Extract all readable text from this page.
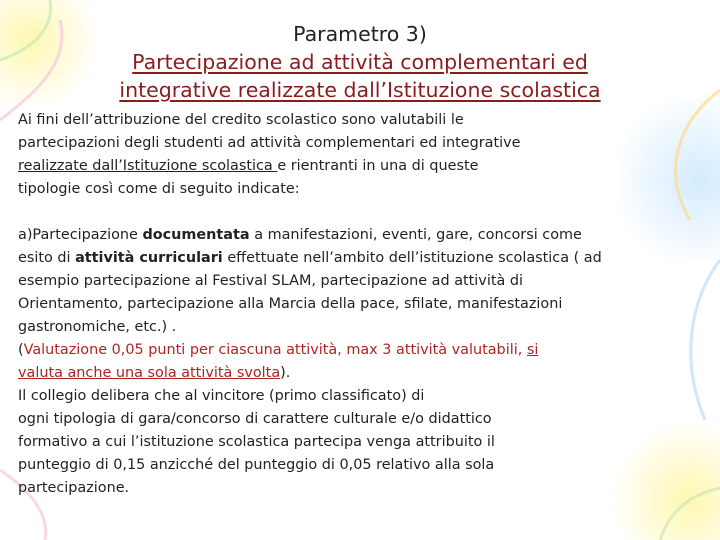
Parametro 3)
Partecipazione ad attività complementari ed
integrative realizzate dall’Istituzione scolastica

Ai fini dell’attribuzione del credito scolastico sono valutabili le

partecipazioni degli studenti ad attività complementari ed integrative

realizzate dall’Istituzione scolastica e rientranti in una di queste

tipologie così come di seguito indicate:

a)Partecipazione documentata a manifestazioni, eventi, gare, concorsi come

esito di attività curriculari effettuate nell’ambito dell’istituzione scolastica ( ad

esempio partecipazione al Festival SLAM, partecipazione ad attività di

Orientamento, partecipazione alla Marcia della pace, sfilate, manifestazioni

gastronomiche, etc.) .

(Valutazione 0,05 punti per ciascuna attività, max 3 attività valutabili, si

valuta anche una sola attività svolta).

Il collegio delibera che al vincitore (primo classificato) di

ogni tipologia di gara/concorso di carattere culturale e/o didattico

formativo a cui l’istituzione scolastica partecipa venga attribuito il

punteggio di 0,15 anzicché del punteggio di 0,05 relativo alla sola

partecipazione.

Task brief — Print all of the entries word for word. Skip any images they contain.

Worked solution —
Extract all readable text from this page.
Parametro 3)
Partecipazione ad attività complementari ed
integrative realizzate dall’Istituzione scolastica

Ai fini dell’attribuzione del credito scolastico sono valutabili le

partecipazioni degli studenti ad attività complementari ed integrative

realizzate dall’Istituzione scolastica e rientranti in una di queste

tipologie così come di seguito indicate:

a)Partecipazione documentata a manifestazioni, eventi, gare, concorsi come

esito di attività curriculari effettuate nell’ambito dell’istituzione scolastica ( ad

esempio partecipazione al Festival SLAM, partecipazione ad attività di

Orientamento, partecipazione alla Marcia della pace, sfilate, manifestazioni

gastronomiche, etc.) .

(Valutazione 0,05 punti per ciascuna attività, max 3 attività valutabili, si

valuta anche una sola attività svolta).

Il collegio delibera che al vincitore (primo classificato) di

ogni tipologia di gara/concorso di carattere culturale e/o didattico

formativo a cui l’istituzione scolastica partecipa venga attribuito il

punteggio di 0,15 anzicché del punteggio di 0,05 relativo alla sola

partecipazione.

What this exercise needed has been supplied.